- [STATED EXERCISE]
Reproduce, word for word, the stretch of the article below on answering children's questions about sex that starts at the words "As you put these" and ends after "by responding truthfully.".

- [SELECTED EXCERPT]

· · · · · · ·

If we start well, the conversation can last a lifetime

Last week, "The Growth Chart" featured “” as a model of straightforward, appropriate wording in response to a child’s questions about sex. If you're following this series, you know that “The Talk” refers not to "just one talk" but to ongoing conversation.

This week, to piggyback, I’m including some tips that spell out exactly what I was doing in those conversations. It might be helpful to compare these tips to .  

As you put these ideas into practice with your kids, I think you’ll find positive results. When we start out well, the conversation can last years, a lifetime, even, deepening our relationship with our kids, helping them (and us) to grow.    

“Do’s and Don’ts” of Responding to the Natural Curiosities of Children:   

  • Don’t act shocked by their questions (even if you are!)
  • DO answer matter-of-factly. Lovingly set forth the expectation of open communication about sexuality by receiving your child’s questions and by responding truthfully.
  • Don’t act as though your child is too young to know. If she asked, she’s not.   
  • DO answer clearly and concisely, with as much detail as she is cognitively and emotionally ready for. If you convey that she’s too young to know, she probably won’t ask you next time. She’ll ask a kid on the playground or on the bus ride home. Later, the  sex-crazed teenager next door. Yikes!
  • Don’t give too much information. (TMI!)
  • DO ask questions to listen carefully to discern exactly what your child wants to know at this point. Give details for that part, then stop and wait for more questions.   
  • Don’t avoid the topic, change the subject or make up stories about a stork!
  • DO be ready to give a response. Know what you believe (and why
    you believe it). Communicate your values along with physical facts.
  • Don't leave your child hanging.
  • DO validate her question. If she seems like she wants/needs to know more, ask: “Did that cover it? Is there anything else you’re wondering about right now?”
  • Don’t share your child’s questions with others, in a casual or humorous way in front of him.
  • DO keep his confidence. If you feel you need counsel in order to help your child, be mindful of your child’s confidentiality as you seek help. Allow your child’s input in choosing a counselor or third party to help you or him. Even very young children can benefit from counseling to get through situations — even those who may not seem all that serious to us but are troubling to them.

· · · · · · ·

- [DATA]
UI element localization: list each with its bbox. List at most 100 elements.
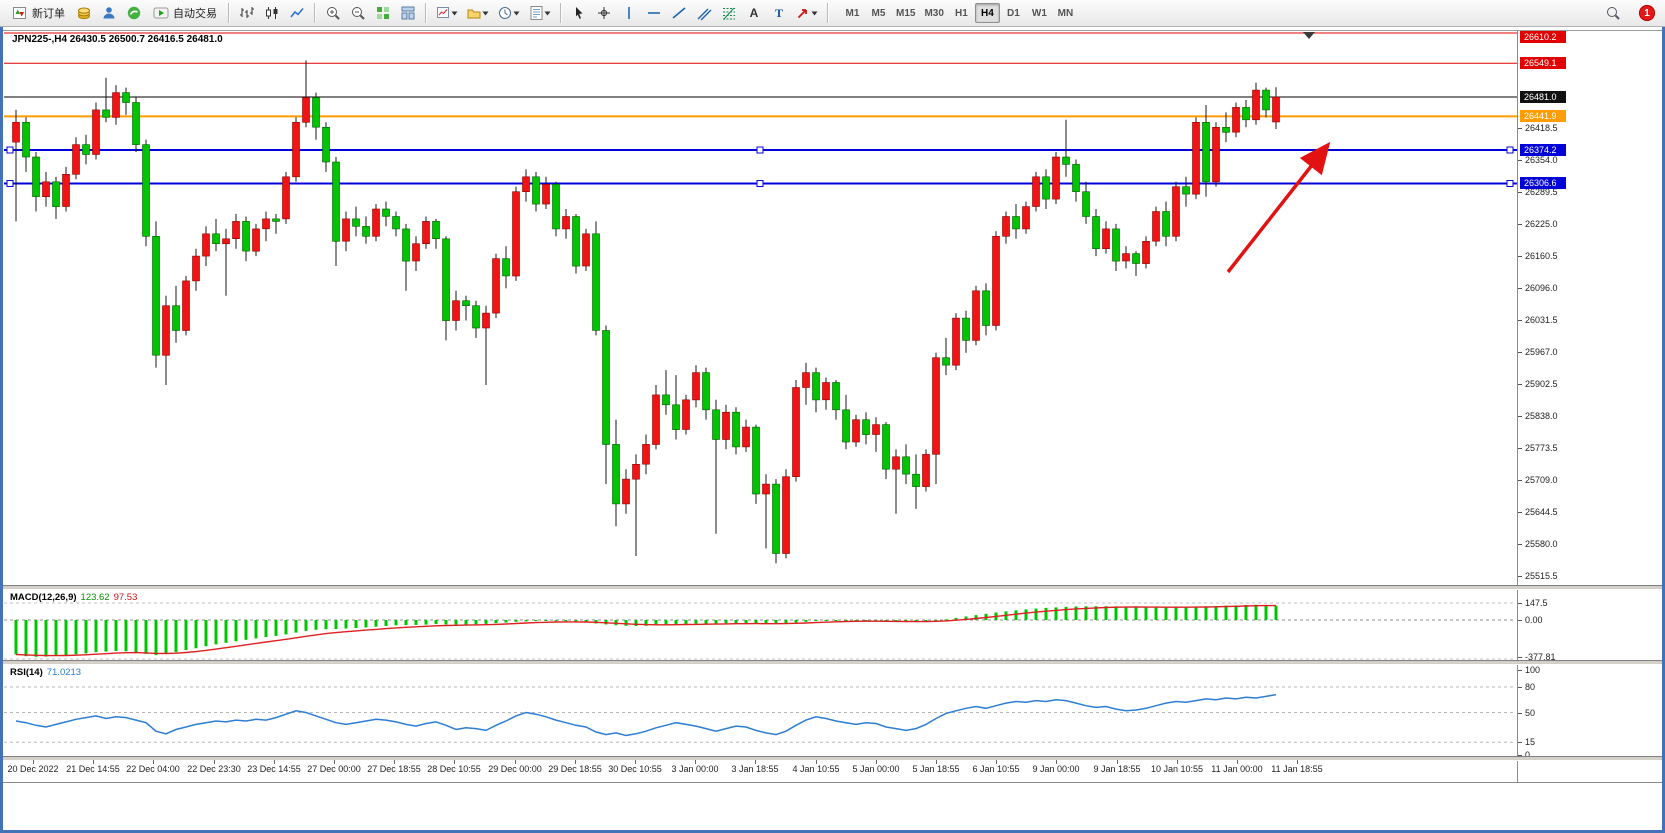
macd-bar <box>504 620 508 623</box>
macd-bar <box>1204 606 1208 620</box>
time-axis-tick <box>695 760 696 764</box>
new-chart-button[interactable] <box>432 2 462 24</box>
hline-handle[interactable] <box>1506 146 1514 154</box>
auto-arrange-button[interactable] <box>371 2 395 24</box>
tile-windows-button[interactable] <box>396 2 420 24</box>
horizontal-line-tool-button[interactable] <box>642 2 666 24</box>
bar-chart-button[interactable] <box>235 2 259 24</box>
community-button[interactable] <box>122 2 146 24</box>
template-button[interactable] <box>525 2 555 24</box>
macd-bar <box>574 620 578 622</box>
zoom-out-button[interactable] <box>346 2 370 24</box>
macd-bar <box>724 620 728 624</box>
price-axis-tick <box>1518 670 1522 671</box>
timeframe-button-m15[interactable]: M15 <box>892 3 919 23</box>
candlestick-chart-button[interactable] <box>260 2 284 24</box>
panel-splitter-macd[interactable] <box>3 585 1662 590</box>
equidistant-channel-icon <box>697 8 712 21</box>
timeframe-button-mn[interactable]: MN <box>1053 3 1078 23</box>
time-axis-tick <box>394 760 395 764</box>
chevron-down-icon <box>811 11 818 15</box>
panel-splitter-rsi[interactable] <box>3 660 1662 665</box>
timeframe-button-m5[interactable]: M5 <box>866 3 891 23</box>
coins-button[interactable] <box>72 2 96 24</box>
fibonacci-tool-button[interactable] <box>717 2 741 24</box>
price-label: 26160.5 <box>1525 251 1558 261</box>
time-axis-tick <box>575 760 576 764</box>
macd-bar <box>1234 605 1238 620</box>
macd-bar <box>644 620 648 626</box>
macd-bar <box>674 620 678 625</box>
macd-bar <box>34 620 38 657</box>
new-order-button[interactable]: 新订单 <box>6 2 71 24</box>
trendline-tool-button[interactable] <box>667 2 691 24</box>
macd-bar <box>1274 605 1278 620</box>
macd-main-value: 123.62 <box>80 592 110 603</box>
chevron-down-icon <box>513 11 520 15</box>
profiles-button[interactable] <box>463 2 493 24</box>
macd-bar <box>1164 607 1168 620</box>
profile-button[interactable] <box>97 2 121 24</box>
main-price-panel <box>4 32 1517 564</box>
macd-bar <box>354 620 358 628</box>
macd-bar <box>1064 606 1068 620</box>
time-axis-tick <box>876 760 877 764</box>
line-chart-button[interactable] <box>285 2 309 24</box>
period-button[interactable] <box>494 2 524 24</box>
time-axis-tick <box>755 760 756 764</box>
notification-badge[interactable]: 1 <box>1639 5 1655 21</box>
candles <box>12 60 1280 564</box>
price-marker-26441.9: 26441.9 <box>1520 110 1566 122</box>
macd-bar <box>314 620 318 630</box>
timeframe-button-d1[interactable]: D1 <box>1001 3 1026 23</box>
macd-bar <box>434 620 438 625</box>
hline-handle[interactable] <box>1506 180 1514 187</box>
macd-bar <box>324 620 328 630</box>
channel-tool-button[interactable] <box>692 2 716 24</box>
macd-bar <box>534 620 538 622</box>
timeframe-button-m1[interactable]: M1 <box>840 3 865 23</box>
timeframe-button-h1[interactable]: H1 <box>949 3 974 23</box>
hline-handle[interactable] <box>6 146 14 154</box>
macd-bar <box>524 620 528 622</box>
hline-handle[interactable] <box>756 146 764 154</box>
text-tool-button[interactable]: A <box>742 2 766 24</box>
timeframe-button-m30[interactable]: M30 <box>920 3 947 23</box>
macd-bar <box>1174 607 1178 620</box>
zoom-in-button[interactable] <box>321 2 345 24</box>
new-order-label: 新订单 <box>32 8 65 20</box>
price-label: 25709.0 <box>1525 475 1558 485</box>
timeframe-button-w1[interactable]: W1 <box>1027 3 1052 23</box>
ohlc-bars-icon <box>240 7 254 18</box>
price-label: 25644.5 <box>1525 507 1558 517</box>
macd-name: MACD(12,26,9) <box>10 592 77 603</box>
trend-arrow-annotation[interactable] <box>1226 141 1331 274</box>
vertical-line-tool-button[interactable] <box>617 2 641 24</box>
price-label: 26418.5 <box>1525 123 1558 133</box>
hline-handle[interactable] <box>6 180 14 187</box>
chart-shift-marker[interactable] <box>1303 32 1315 39</box>
search-button[interactable] <box>1601 2 1625 24</box>
label-tool-button[interactable]: T <box>767 2 791 24</box>
auto-trading-button[interactable]: 自动交易 <box>147 2 223 24</box>
price-axis-tick <box>1518 742 1522 743</box>
price-axis: 26418.5 26354.0 26289.5 26225.0 26160.5 26096… <box>1518 0 1662 833</box>
arrows-tool-button[interactable] <box>792 2 822 24</box>
macd-bar <box>264 620 268 637</box>
timeframe-button-h4[interactable]: H4 <box>974 3 1000 23</box>
crosshair-button[interactable] <box>592 2 616 24</box>
time-label: 5 Jan 00:00 <box>852 764 900 774</box>
macd-bar <box>934 620 938 621</box>
price-label: 26354.0 <box>1525 155 1558 165</box>
price-axis-tick <box>1518 320 1522 321</box>
chevron-down-icon <box>544 11 550 15</box>
time-label: 20 Dec 2022 <box>7 764 59 774</box>
cursor-button[interactable] <box>567 2 591 24</box>
macd-bar <box>74 620 78 655</box>
macd-bar <box>694 620 698 624</box>
hline-handle[interactable] <box>756 180 764 187</box>
time-axis-tick <box>635 760 636 764</box>
price-label: 25838.0 <box>1525 411 1558 421</box>
macd-bar <box>1264 605 1268 620</box>
price-axis-tick <box>1518 384 1522 385</box>
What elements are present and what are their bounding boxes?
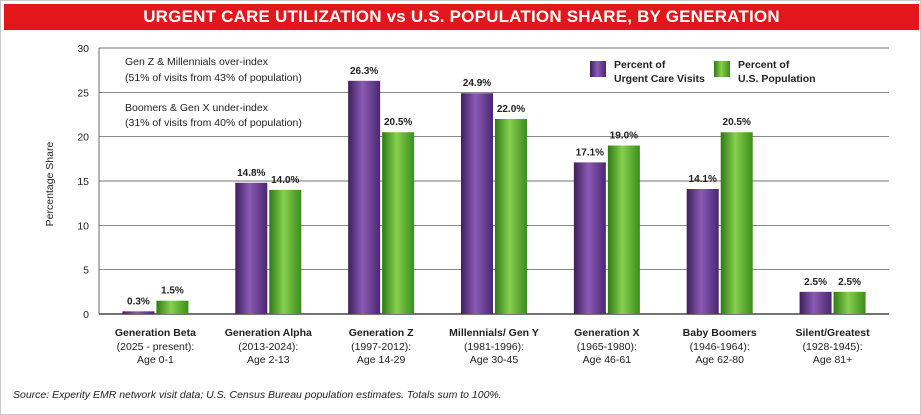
- y-tick-label: 0: [83, 309, 89, 321]
- data-label-population: 2.5%: [838, 277, 861, 288]
- data-label-population: 20.5%: [723, 117, 751, 128]
- y-axis-label: Percentage Share: [44, 142, 56, 227]
- legend-population-line2: U.S. Population: [738, 73, 816, 85]
- data-label-population: 22.0%: [497, 104, 525, 115]
- y-tick-label: 20: [77, 132, 89, 144]
- x-tick-years: (1946-1964):: [690, 341, 750, 353]
- x-tick-ages: Age 14-29: [357, 354, 406, 366]
- y-tick-label: 25: [77, 87, 89, 99]
- x-tick-label: Generation Beta: [115, 327, 196, 339]
- bar-population: [156, 300, 189, 314]
- x-tick-ages: Age 0-1: [137, 354, 174, 366]
- x-tick-ages: Age 81+: [813, 354, 852, 366]
- x-tick-label: Baby Boomers: [683, 327, 757, 339]
- annotation-over-index-headline: Gen Z & Millennials over-index: [125, 56, 269, 68]
- x-tick-ages: Age 2-13: [247, 354, 290, 366]
- y-axis: Percentage Share 0 5 10 15 20 25 30: [44, 43, 89, 321]
- data-label-visits: 14.1%: [689, 174, 717, 185]
- x-tick-years: (1928-1945):: [803, 341, 863, 353]
- x-tick-years: (2013-2024):: [238, 341, 298, 353]
- source-note: Source: Experity EMR network visit data;…: [13, 389, 502, 401]
- bar-population: [269, 189, 302, 314]
- x-tick-years: (1997-2012):: [351, 341, 411, 353]
- y-tick-label: 5: [83, 265, 89, 277]
- legend: Percent of Urgent Care Visits Percent of…: [590, 59, 816, 85]
- bar-visits: [799, 291, 832, 314]
- legend-visits-line1: Percent of: [614, 59, 666, 71]
- x-tick-label: Generation Z: [349, 327, 414, 339]
- chart-title: URGENT CARE UTILIZATION vs U.S. POPULATI…: [4, 4, 919, 30]
- data-label-visits: 24.9%: [463, 78, 491, 89]
- data-label-population: 19.0%: [610, 131, 638, 142]
- data-label-population: 20.5%: [384, 117, 412, 128]
- bars: [122, 80, 866, 314]
- data-label-visits: 26.3%: [350, 66, 378, 77]
- data-labels: 0.3% 1.5% 14.8% 14.0% 26.3% 20.5% 24.9% 22.0% 17…: [127, 66, 861, 308]
- annotation-over-index: Gen Z & Millennials over-index (51% of v…: [125, 56, 302, 84]
- bar-visits: [122, 311, 155, 314]
- data-label-population: 1.5%: [161, 286, 184, 297]
- legend-swatch-population: [714, 61, 730, 77]
- y-tick-label: 15: [77, 176, 89, 188]
- y-tick-label: 10: [77, 220, 89, 232]
- annotation-over-index-detail: (51% of visits from 43% of population): [125, 72, 302, 84]
- bar-visits: [235, 182, 268, 314]
- x-tick-years: (1965-1980):: [577, 341, 637, 353]
- x-tick-label: Millennials/ Gen Y: [449, 327, 539, 339]
- x-tick-years: (2025 - present):: [117, 341, 195, 353]
- x-tick-ages: Age 62-80: [695, 354, 744, 366]
- x-tick-years: (1981-1996):: [464, 341, 524, 353]
- x-tick-label: Silent/Greatest: [796, 327, 871, 339]
- x-tick-label: Generation Alpha: [225, 327, 312, 339]
- data-label-population: 14.0%: [271, 175, 299, 186]
- x-tick-ages: Age 30-45: [470, 354, 519, 366]
- bar-population: [607, 145, 640, 314]
- data-label-visits: 14.8%: [237, 168, 265, 179]
- bar-population: [495, 118, 527, 314]
- legend-swatch-visits: [590, 61, 606, 77]
- annotation-under-index-detail: (31% of visits from 40% of population): [125, 117, 302, 129]
- bar-population: [382, 132, 415, 314]
- bar-population: [720, 132, 753, 314]
- data-label-visits: 0.3%: [127, 296, 150, 307]
- data-label-visits: 17.1%: [576, 147, 604, 158]
- data-label-visits: 2.5%: [804, 277, 827, 288]
- x-axis: Generation Beta (2025 - present):Age 0-1 G…: [115, 327, 870, 366]
- legend-visits-line2: Urgent Care Visits: [614, 73, 705, 85]
- bar-population: [833, 291, 866, 314]
- gridlines: [98, 47, 889, 315]
- annotation-under-index: Boomers & Gen X under-index (31% of visi…: [125, 102, 302, 129]
- annotation-under-index-headline: Boomers & Gen X under-index: [125, 102, 269, 114]
- bar-visits: [573, 162, 606, 314]
- x-tick-label: Generation X: [574, 327, 639, 339]
- bar-visits: [686, 188, 719, 314]
- x-tick-ages: Age 46-61: [583, 354, 632, 366]
- bar-visits: [348, 80, 381, 314]
- y-tick-label: 30: [77, 43, 89, 55]
- legend-population-line1: Percent of: [738, 59, 790, 71]
- bar-visits: [461, 93, 493, 314]
- bar-chart: Percentage Share 0 5 10 15 20 25 30 Gen Z & Mi…: [44, 43, 889, 366]
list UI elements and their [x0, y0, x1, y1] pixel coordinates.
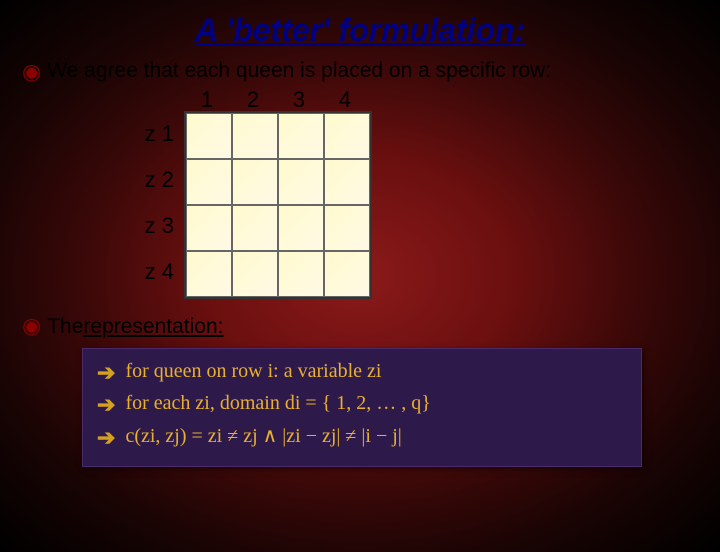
bullet-text-1: We agree that each queen is placed on a … [47, 59, 551, 83]
row-label: z 2 [138, 157, 184, 203]
rep-text: for queen on row i: a variable zi [125, 358, 381, 385]
bullet-text-2b: representation: [83, 315, 223, 339]
bullet-representation: ◉ The representation: [22, 313, 720, 339]
grid-cell [186, 251, 232, 297]
row-label: z 3 [138, 203, 184, 249]
grid-cell [232, 113, 278, 159]
grid-cell [324, 113, 370, 159]
grid-cell [232, 159, 278, 205]
grid-cell [232, 205, 278, 251]
grid-cell [186, 113, 232, 159]
row-label: z 4 [138, 249, 184, 295]
grid-cell [324, 251, 370, 297]
bullet-text-2a: The [47, 315, 83, 339]
grid-cell [278, 159, 324, 205]
representation-box: ➔ for queen on row i: a variable zi ➔ fo… [82, 348, 642, 467]
grid-cell [278, 113, 324, 159]
rep-text: for each zi, domain di = { 1, 2, … , q} [125, 390, 430, 417]
row-labels: z 1 z 2 z 3 z 4 [138, 111, 184, 299]
grid-cell [232, 251, 278, 297]
grid-4x4 [184, 111, 372, 299]
arrow-icon: ➔ [97, 358, 115, 388]
grid-cell [186, 205, 232, 251]
row-label: z 1 [138, 111, 184, 157]
slide-title: A 'better' formulation: [0, 12, 720, 49]
grid-wrap: 1 2 3 4 [184, 87, 372, 299]
arrow-icon: ➔ [97, 390, 115, 420]
col-labels: 1 2 3 4 [184, 87, 372, 111]
rep-item: ➔ for each zi, domain di = { 1, 2, … , q… [97, 390, 627, 420]
grid-area: z 1 z 2 z 3 z 4 1 2 3 4 [138, 87, 720, 299]
grid-cell [324, 205, 370, 251]
col-label: 3 [276, 87, 322, 111]
arrow-icon: ➔ [97, 423, 115, 453]
bullet-icon: ◉ [22, 313, 41, 339]
grid-cell [186, 159, 232, 205]
grid-cell [278, 205, 324, 251]
rep-text: c(zi, zj) = zi ≠ zj ∧ |zi − zj| ≠ |i − j… [125, 423, 401, 450]
grid-cell [324, 159, 370, 205]
col-label: 4 [322, 87, 368, 111]
grid-cell [278, 251, 324, 297]
bullet-icon: ◉ [22, 59, 41, 85]
col-label: 1 [184, 87, 230, 111]
bullet-agree: ◉ We agree that each queen is placed on … [22, 59, 720, 85]
rep-item: ➔ c(zi, zj) = zi ≠ zj ∧ |zi − zj| ≠ |i −… [97, 423, 627, 453]
rep-item: ➔ for queen on row i: a variable zi [97, 358, 627, 388]
col-label: 2 [230, 87, 276, 111]
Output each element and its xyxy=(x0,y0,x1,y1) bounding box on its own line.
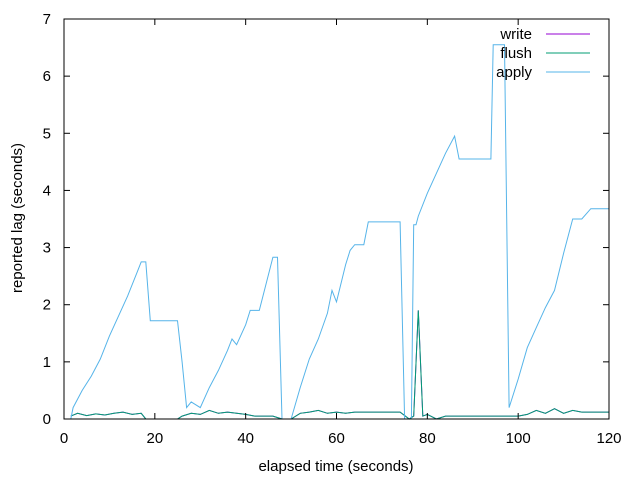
series-line-apply xyxy=(70,44,609,420)
x-tick-label: 120 xyxy=(596,430,621,447)
legend-label-apply: apply xyxy=(496,64,532,81)
x-tick-label: 20 xyxy=(146,430,163,447)
y-tick-label: 4 xyxy=(43,182,51,199)
x-tick-label: 100 xyxy=(506,430,531,447)
y-axis-label: reported lag (seconds) xyxy=(9,143,26,293)
x-tick-label: 80 xyxy=(419,430,436,447)
x-tick-label: 60 xyxy=(328,430,345,447)
y-tick-label: 5 xyxy=(43,125,51,142)
y-tick-label: 7 xyxy=(43,11,51,28)
y-tick-label: 1 xyxy=(43,354,51,371)
y-tick-label: 0 xyxy=(43,411,51,428)
axes: 0 20 40 60 80 100 120 0 1 2 3 4 5 6 7 xyxy=(43,11,622,447)
series-line-write xyxy=(70,310,609,420)
y-tick-label: 3 xyxy=(43,240,51,257)
x-tick-label: 0 xyxy=(60,430,68,447)
legend-label-flush: flush xyxy=(500,45,532,62)
plot-area xyxy=(70,44,609,420)
x-axis-label: elapsed time (seconds) xyxy=(258,458,413,475)
legend: write flush apply xyxy=(496,26,590,81)
y-tick-label: 2 xyxy=(43,297,51,314)
x-tick-label: 40 xyxy=(237,430,254,447)
y-tick-label: 6 xyxy=(43,68,51,85)
series-line-flush xyxy=(70,310,609,420)
legend-label-write: write xyxy=(499,26,532,43)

· · · · · · ·

- [ANSWER IN FULL]
As you put these ideas into practice with your kids, I think you’ll find positive results. When we start out well, the conversation can last years, a lifetime, even, deepening our relationship with our kids, helping them (and us) to grow.    

“Do’s and Don’ts” of Responding to the Natural Curiosities of Children:   

  • Don’t act shocked by their questions (even if you are!)
  • DO answer matter-of-factly. Lovingly set forth the expectation of open communication about sexuality by receiving your child’s questions and by responding truthfully.